▶ _Quoted passage_
__________________________________________________

How to calculate GMV in SQL
Contents:
Why GMV matters
A marketplace announces "GMV up 30% quarter over quarter." The audience claps. The analyst digs in: company revenue grew 5%, take rate dropped from 10% to 8%. The real story is growth bought with promos and discounts, not organic demand. If you cannot reproduce the headline number in SQL, you cannot push back on the interpretation.
GMV is the top-line metric every marketplace and two-sided network reports to investors. Analysts at Amazon, DoorDash, Uber, Airbnb, and Etsy build the same queries every week: GMV by category, GMV by seller, weekly trend, new buyer share, GMV minus refunds. Your PM emails on Monday morning: "Need GMV by acquisition cohort for the board on Wednesday, broken out by category, with a new vs repeat split." This guide walks the SQL one block at a time so you can deliver that without a Slack thread of follow-up questions.

__________________________________________________

▶ _To be done_
[1] In the GMV article, what change in take rate does the analyst find?
[2] Please reproduce the part of the GMV article that opens with the words containing "How to calculate" and closes with "on the interpretation.".

▶ _Material provided_
__________________________________________________

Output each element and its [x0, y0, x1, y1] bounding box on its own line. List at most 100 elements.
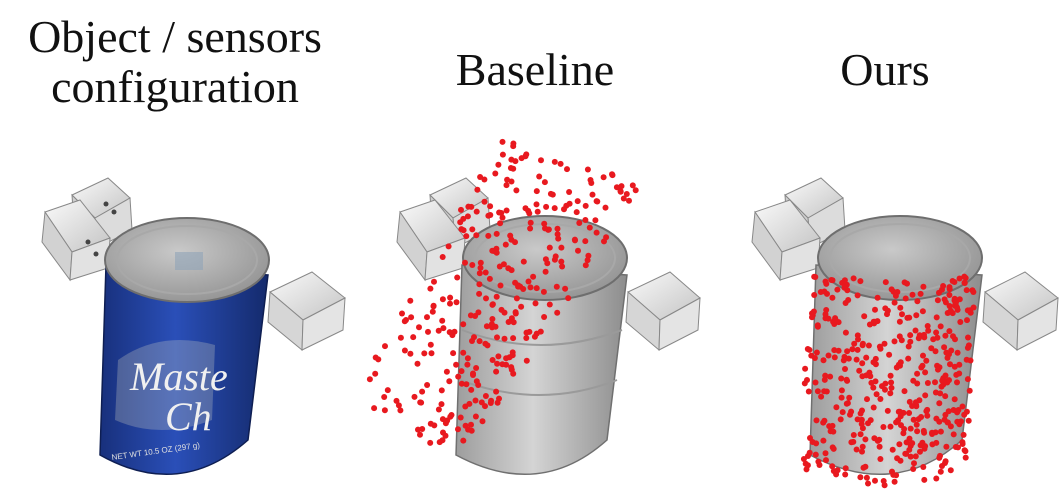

__________________________________________________

▶ _Answers to the problems_
[1] The take rate dropped from 10% to 8%.

[2]
How to calculate GMV in SQL
Contents:
Why GMV matters
A marketplace announces "GMV up 30% quarter over quarter." The audience claps. The analyst digs in: company revenue grew 5%, take rate dropped from 10% to 8%. The real story is growth bought with promos and discounts, not organic demand. If you cannot reproduce the headline number in SQL, you cannot push back on the interpretation.